Short exercise – Extract all lines in the data that contain the word "DONACIONES".

Figure collection entries –
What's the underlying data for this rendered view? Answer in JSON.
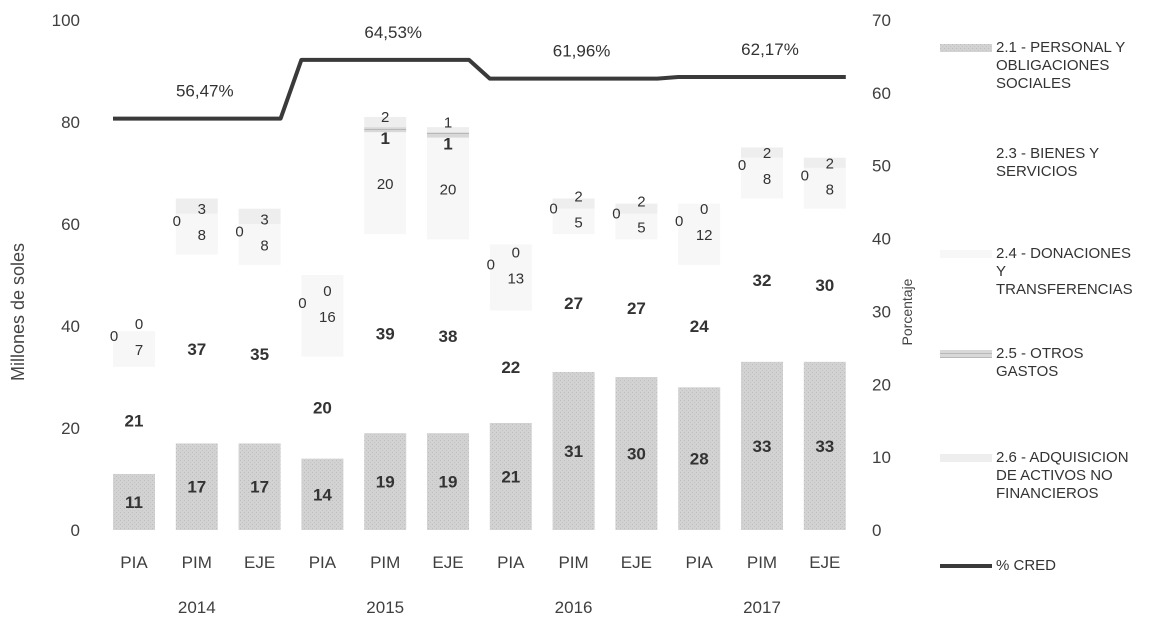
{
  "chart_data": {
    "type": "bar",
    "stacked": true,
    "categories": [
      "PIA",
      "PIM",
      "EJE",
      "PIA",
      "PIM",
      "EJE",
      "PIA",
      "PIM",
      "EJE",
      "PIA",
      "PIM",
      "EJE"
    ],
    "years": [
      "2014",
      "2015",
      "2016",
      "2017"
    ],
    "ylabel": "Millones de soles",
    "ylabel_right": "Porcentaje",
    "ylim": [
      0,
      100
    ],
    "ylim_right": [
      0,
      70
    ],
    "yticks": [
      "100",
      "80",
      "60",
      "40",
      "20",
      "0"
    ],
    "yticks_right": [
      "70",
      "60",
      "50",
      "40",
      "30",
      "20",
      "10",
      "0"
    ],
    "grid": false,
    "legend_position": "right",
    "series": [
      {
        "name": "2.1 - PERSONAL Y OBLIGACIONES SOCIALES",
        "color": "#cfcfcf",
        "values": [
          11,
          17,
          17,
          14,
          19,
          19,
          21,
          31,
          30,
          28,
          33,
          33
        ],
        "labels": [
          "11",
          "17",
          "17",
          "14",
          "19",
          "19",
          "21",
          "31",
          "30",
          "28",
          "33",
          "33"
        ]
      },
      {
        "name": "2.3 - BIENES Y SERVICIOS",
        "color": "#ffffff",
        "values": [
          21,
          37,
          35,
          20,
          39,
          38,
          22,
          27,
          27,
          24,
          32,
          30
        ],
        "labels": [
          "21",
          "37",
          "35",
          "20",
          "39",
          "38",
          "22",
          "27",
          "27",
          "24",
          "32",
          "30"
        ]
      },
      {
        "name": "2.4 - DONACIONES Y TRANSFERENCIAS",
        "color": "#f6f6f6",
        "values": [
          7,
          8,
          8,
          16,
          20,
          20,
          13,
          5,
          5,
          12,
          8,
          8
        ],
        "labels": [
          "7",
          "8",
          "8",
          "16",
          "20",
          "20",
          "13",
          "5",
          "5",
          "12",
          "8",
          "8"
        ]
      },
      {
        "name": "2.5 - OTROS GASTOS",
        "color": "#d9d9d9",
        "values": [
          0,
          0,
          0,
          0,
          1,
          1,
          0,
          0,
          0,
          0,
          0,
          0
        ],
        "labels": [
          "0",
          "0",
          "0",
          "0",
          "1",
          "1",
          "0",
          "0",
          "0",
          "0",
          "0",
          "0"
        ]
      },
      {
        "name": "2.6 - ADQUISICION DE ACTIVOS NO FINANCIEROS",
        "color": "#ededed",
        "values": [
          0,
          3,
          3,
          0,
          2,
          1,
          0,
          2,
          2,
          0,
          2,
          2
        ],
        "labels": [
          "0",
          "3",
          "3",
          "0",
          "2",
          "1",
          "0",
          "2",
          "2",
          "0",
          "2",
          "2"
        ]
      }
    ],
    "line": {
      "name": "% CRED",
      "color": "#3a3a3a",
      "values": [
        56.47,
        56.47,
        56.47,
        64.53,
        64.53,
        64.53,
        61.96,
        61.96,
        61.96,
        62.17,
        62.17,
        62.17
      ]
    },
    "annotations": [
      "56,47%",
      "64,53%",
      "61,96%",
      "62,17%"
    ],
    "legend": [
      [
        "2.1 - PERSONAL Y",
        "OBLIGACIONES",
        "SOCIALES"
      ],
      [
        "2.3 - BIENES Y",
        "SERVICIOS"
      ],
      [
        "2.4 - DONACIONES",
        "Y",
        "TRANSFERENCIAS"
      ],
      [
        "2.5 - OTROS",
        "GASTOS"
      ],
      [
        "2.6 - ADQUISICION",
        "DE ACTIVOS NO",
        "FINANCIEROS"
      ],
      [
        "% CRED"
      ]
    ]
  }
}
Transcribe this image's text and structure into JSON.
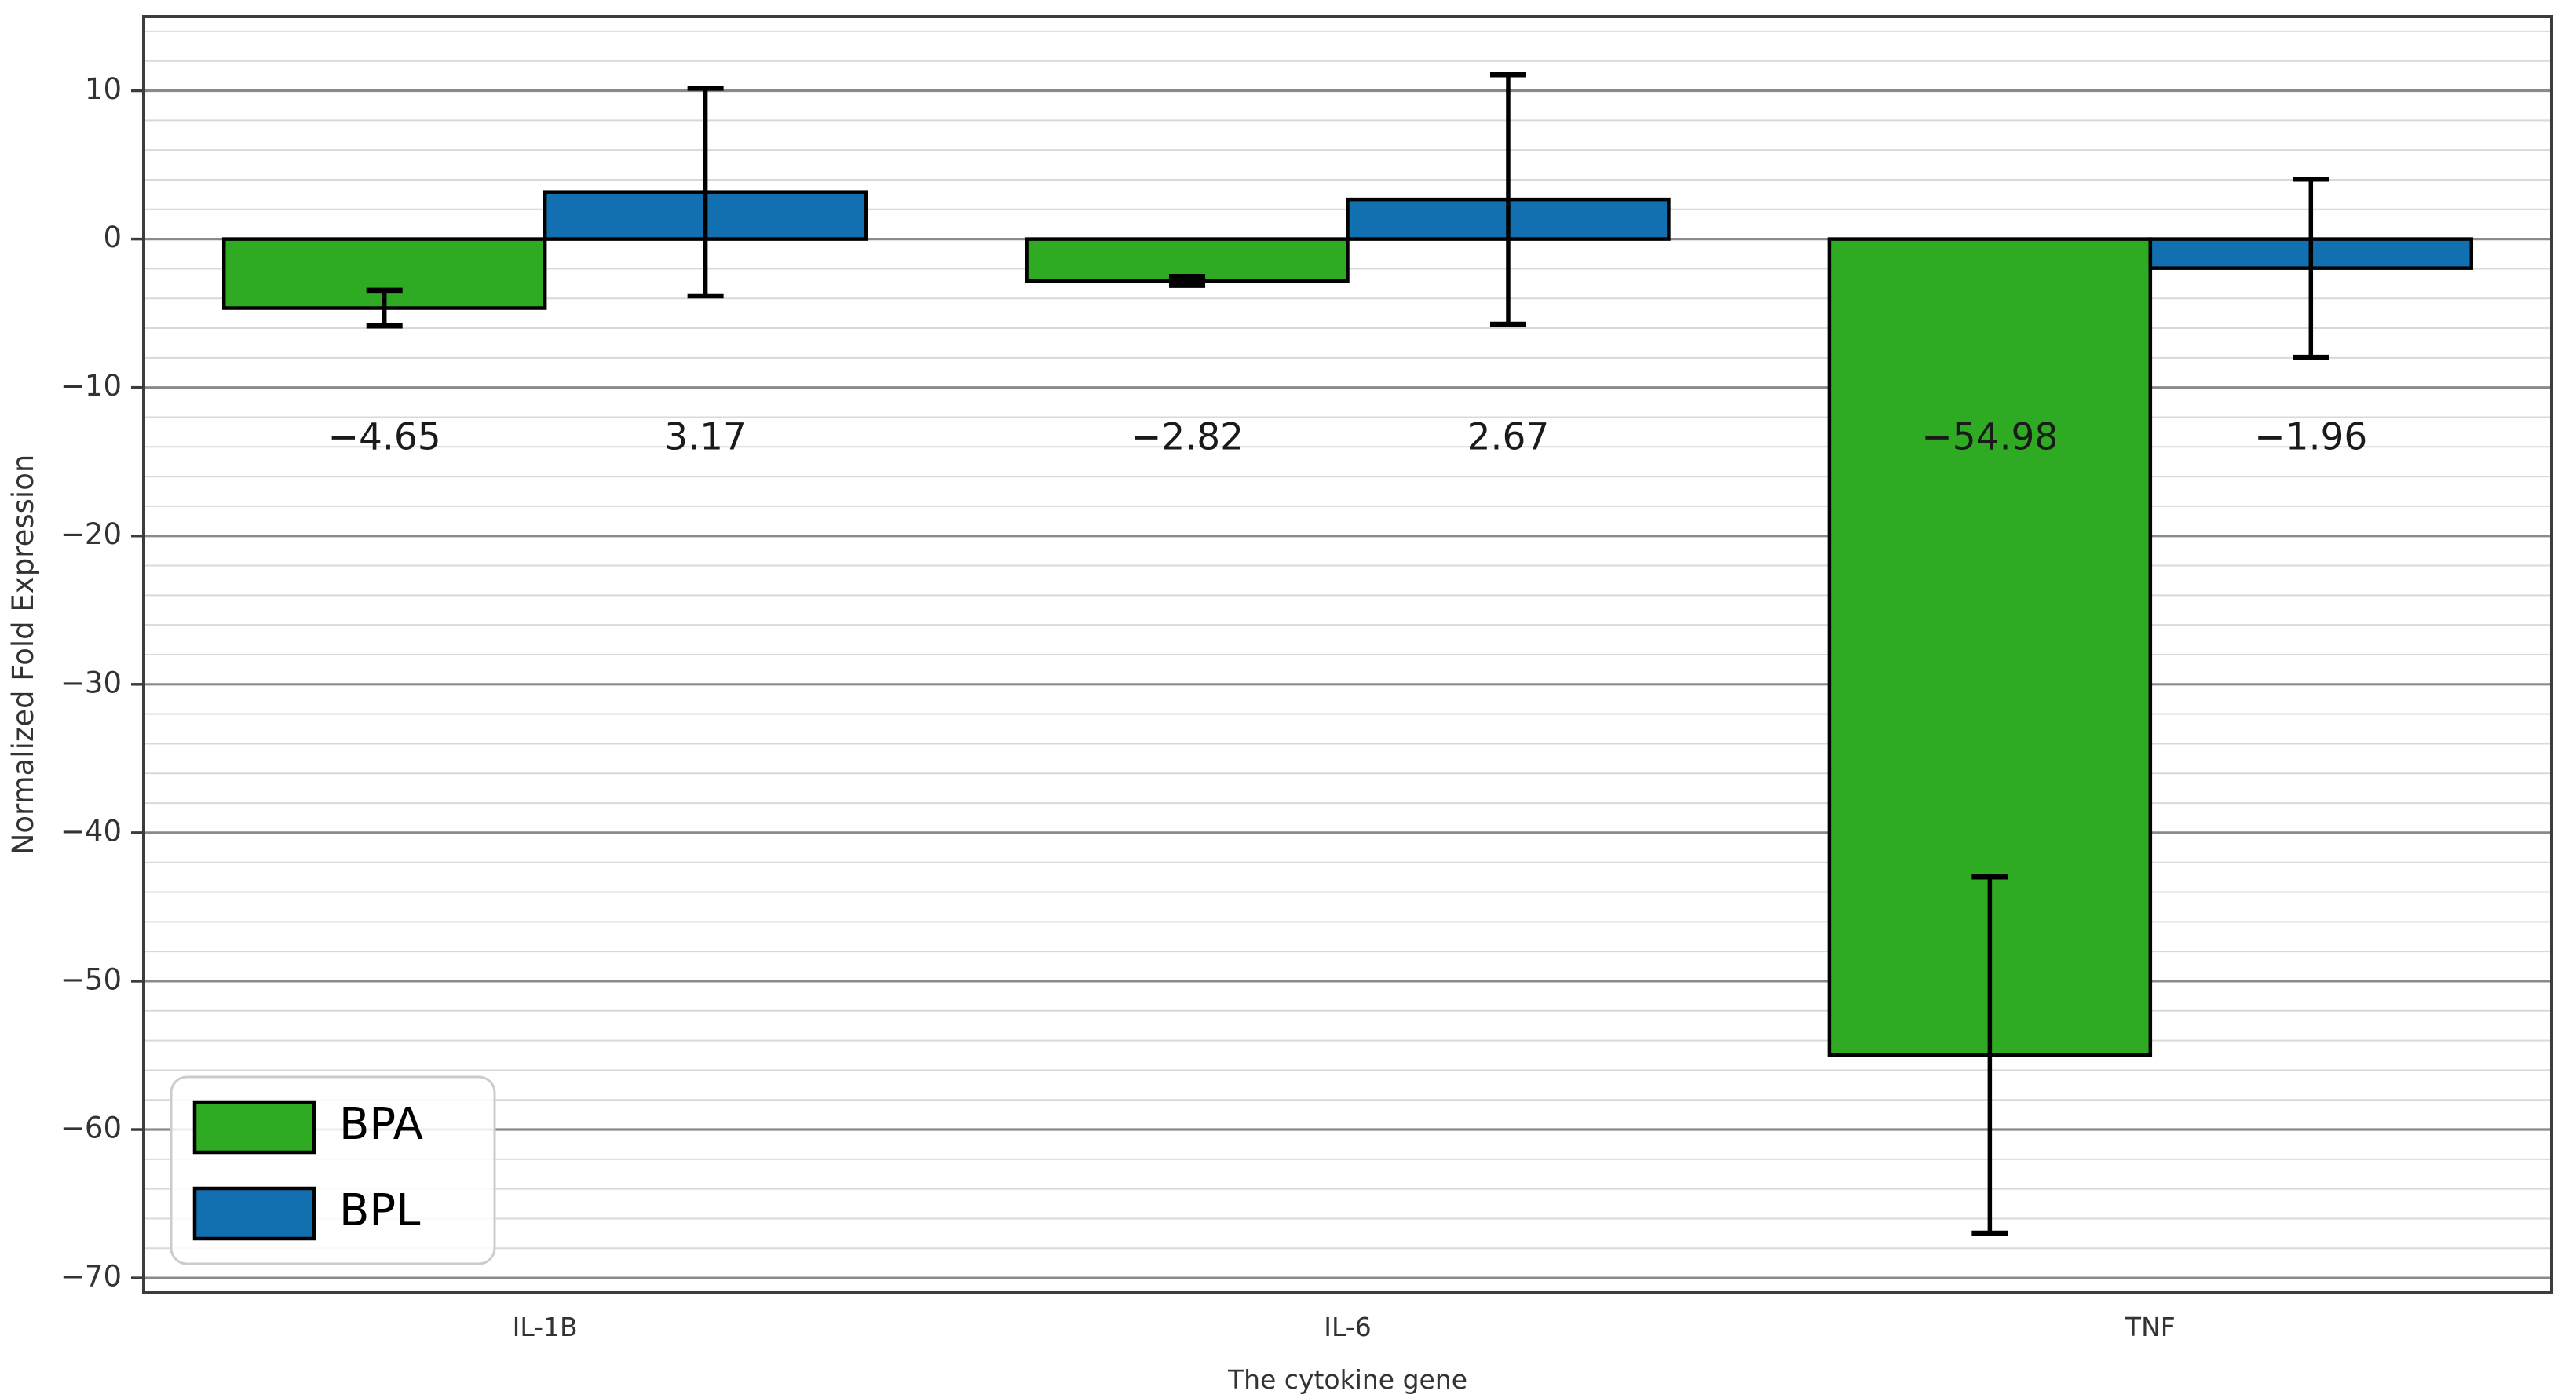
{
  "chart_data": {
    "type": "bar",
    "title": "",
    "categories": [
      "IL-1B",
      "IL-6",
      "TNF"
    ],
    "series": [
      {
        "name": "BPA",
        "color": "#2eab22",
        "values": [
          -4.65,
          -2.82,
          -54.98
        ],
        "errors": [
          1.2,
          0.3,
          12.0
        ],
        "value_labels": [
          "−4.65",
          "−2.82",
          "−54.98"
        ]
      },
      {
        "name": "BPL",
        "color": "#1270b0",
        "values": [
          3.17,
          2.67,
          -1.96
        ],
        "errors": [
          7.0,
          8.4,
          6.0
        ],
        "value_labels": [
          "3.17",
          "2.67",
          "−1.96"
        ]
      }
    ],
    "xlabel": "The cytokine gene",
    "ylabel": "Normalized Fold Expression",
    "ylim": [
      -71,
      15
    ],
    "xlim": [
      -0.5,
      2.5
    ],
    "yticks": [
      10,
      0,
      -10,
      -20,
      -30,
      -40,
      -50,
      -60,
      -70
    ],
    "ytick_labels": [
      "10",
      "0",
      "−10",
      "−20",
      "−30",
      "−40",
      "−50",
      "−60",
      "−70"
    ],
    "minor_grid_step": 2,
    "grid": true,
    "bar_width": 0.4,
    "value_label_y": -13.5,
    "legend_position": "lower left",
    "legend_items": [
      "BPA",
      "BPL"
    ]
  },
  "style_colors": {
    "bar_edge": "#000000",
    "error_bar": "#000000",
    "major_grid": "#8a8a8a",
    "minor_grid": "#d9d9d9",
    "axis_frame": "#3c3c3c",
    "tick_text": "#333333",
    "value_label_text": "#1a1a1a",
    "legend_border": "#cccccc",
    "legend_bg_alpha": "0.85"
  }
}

Result of this task –
        "name": "2.4 - DONACIONES Y TRANSFERENCIAS",
        "2.4 - DONACIONES",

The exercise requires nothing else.